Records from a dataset
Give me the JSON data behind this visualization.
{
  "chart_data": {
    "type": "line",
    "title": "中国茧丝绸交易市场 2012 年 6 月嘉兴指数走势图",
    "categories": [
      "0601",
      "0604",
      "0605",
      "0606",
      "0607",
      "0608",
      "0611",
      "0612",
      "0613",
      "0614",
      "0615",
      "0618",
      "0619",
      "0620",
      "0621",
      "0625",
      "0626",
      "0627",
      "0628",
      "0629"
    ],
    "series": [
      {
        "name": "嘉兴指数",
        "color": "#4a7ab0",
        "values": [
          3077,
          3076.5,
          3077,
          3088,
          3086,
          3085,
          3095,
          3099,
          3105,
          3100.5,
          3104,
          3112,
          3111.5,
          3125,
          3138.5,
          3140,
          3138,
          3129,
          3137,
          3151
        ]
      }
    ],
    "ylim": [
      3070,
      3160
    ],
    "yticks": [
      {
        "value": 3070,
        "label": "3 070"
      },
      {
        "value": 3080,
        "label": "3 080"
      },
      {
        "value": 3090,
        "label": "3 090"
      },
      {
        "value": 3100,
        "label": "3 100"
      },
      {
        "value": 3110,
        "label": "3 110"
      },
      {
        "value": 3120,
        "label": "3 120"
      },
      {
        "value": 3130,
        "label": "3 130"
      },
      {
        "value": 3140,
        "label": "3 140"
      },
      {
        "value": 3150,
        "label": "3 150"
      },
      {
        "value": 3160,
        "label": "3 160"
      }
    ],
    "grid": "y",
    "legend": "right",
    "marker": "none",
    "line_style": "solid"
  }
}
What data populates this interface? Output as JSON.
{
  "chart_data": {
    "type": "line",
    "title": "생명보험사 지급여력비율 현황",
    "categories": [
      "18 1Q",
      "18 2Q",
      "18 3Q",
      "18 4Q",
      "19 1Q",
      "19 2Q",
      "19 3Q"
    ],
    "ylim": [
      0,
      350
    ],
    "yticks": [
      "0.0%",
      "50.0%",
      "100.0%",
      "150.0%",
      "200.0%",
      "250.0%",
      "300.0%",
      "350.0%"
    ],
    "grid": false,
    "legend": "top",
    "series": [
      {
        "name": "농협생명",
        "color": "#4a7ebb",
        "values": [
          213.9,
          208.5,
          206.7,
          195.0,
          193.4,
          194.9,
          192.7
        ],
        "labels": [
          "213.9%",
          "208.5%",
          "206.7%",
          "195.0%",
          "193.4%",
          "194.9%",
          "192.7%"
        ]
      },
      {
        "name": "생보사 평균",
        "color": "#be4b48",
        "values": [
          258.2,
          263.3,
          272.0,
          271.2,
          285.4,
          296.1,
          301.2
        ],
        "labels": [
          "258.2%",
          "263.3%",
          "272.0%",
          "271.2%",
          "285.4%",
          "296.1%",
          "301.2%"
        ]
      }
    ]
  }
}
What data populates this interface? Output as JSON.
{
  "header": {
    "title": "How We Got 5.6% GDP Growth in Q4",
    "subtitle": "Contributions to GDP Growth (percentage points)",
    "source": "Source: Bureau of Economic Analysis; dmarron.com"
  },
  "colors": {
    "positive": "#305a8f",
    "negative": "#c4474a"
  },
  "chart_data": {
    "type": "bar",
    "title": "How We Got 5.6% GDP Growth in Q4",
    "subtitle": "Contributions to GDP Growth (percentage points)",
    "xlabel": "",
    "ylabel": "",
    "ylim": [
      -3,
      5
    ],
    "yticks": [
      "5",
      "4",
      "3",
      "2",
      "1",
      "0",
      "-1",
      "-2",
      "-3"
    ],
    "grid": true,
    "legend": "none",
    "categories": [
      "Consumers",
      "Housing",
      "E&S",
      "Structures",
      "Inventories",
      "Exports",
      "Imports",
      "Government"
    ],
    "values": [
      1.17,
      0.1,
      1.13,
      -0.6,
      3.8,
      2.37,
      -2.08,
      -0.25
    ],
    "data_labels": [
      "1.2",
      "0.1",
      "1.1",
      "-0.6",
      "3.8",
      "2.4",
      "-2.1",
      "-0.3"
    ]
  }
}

# Aim
Extract the full listing above without alteration.

# Result
Give me the JSON data behind this visualization.
{
  "chart_data": {
    "type": "line",
    "title": "中国茧丝绸交易市场 2012 年 6 月嘉兴指数走势图",
    "categories": [
      "0601",
      "0604",
      "0605",
      "0606",
      "0607",
      "0608",
      "0611",
      "0612",
      "0613",
      "0614",
      "0615",
      "0618",
      "0619",
      "0620",
      "0621",
      "0625",
      "0626",
      "0627",
      "0628",
      "0629"
    ],
    "series": [
      {
        "name": "嘉兴指数",
        "color": "#4a7ab0",
        "values": [
          3077,
          3076.5,
          3077,
          3088,
          3086,
          3085,
          3095,
          3099,
          3105,
          3100.5,
          3104,
          3112,
          3111.5,
          3125,
          3138.5,
          3140,
          3138,
          3129,
          3137,
          3151
        ]
      }
    ],
    "ylim": [
      3070,
      3160
    ],
    "yticks": [
      {
        "value": 3070,
        "label": "3 070"
      },
      {
        "value": 3080,
        "label": "3 080"
      },
      {
        "value": 3090,
        "label": "3 090"
      },
      {
        "value": 3100,
        "label": "3 100"
      },
      {
        "value": 3110,
        "label": "3 110"
      },
      {
        "value": 3120,
        "label": "3 120"
      },
      {
        "value": 3130,
        "label": "3 130"
      },
      {
        "value": 3140,
        "label": "3 140"
      },
      {
        "value": 3150,
        "label": "3 150"
      },
      {
        "value": 3160,
        "label": "3 160"
      }
    ],
    "grid": "y",
    "legend": "right",
    "marker": "none",
    "line_style": "solid"
  }
}
What data populates this interface? Output as JSON.
{
  "chart_data": {
    "type": "line",
    "title": "생명보험사 지급여력비율 현황",
    "categories": [
      "18 1Q",
      "18 2Q",
      "18 3Q",
      "18 4Q",
      "19 1Q",
      "19 2Q",
      "19 3Q"
    ],
    "ylim": [
      0,
      350
    ],
    "yticks": [
      "0.0%",
      "50.0%",
      "100.0%",
      "150.0%",
      "200.0%",
      "250.0%",
      "300.0%",
      "350.0%"
    ],
    "grid": false,
    "legend": "top",
    "series": [
      {
        "name": "농협생명",
        "color": "#4a7ebb",
        "values": [
          213.9,
          208.5,
          206.7,
          195.0,
          193.4,
          194.9,
          192.7
        ],
        "labels": [
          "213.9%",
          "208.5%",
          "206.7%",
          "195.0%",
          "193.4%",
          "194.9%",
          "192.7%"
        ]
      },
      {
        "name": "생보사 평균",
        "color": "#be4b48",
        "values": [
          258.2,
          263.3,
          272.0,
          271.2,
          285.4,
          296.1,
          301.2
        ],
        "labels": [
          "258.2%",
          "263.3%",
          "272.0%",
          "271.2%",
          "285.4%",
          "296.1%",
          "301.2%"
        ]
      }
    ]
  }
}
What data populates this interface? Output as JSON.
{
  "header": {
    "title": "How We Got 5.6% GDP Growth in Q4",
    "subtitle": "Contributions to GDP Growth (percentage points)",
    "source": "Source: Bureau of Economic Analysis; dmarron.com"
  },
  "colors": {
    "positive": "#305a8f",
    "negative": "#c4474a"
  },
  "chart_data": {
    "type": "bar",
    "title": "How We Got 5.6% GDP Growth in Q4",
    "subtitle": "Contributions to GDP Growth (percentage points)",
    "xlabel": "",
    "ylabel": "",
    "ylim": [
      -3,
      5
    ],
    "yticks": [
      "5",
      "4",
      "3",
      "2",
      "1",
      "0",
      "-1",
      "-2",
      "-3"
    ],
    "grid": true,
    "legend": "none",
    "categories": [
      "Consumers",
      "Housing",
      "E&S",
      "Structures",
      "Inventories",
      "Exports",
      "Imports",
      "Government"
    ],
    "values": [
      1.17,
      0.1,
      1.13,
      -0.6,
      3.8,
      2.37,
      -2.08,
      -0.25
    ],
    "data_labels": [
      "1.2",
      "0.1",
      "1.1",
      "-0.6",
      "3.8",
      "2.4",
      "-2.1",
      "-0.3"
    ]
  }
}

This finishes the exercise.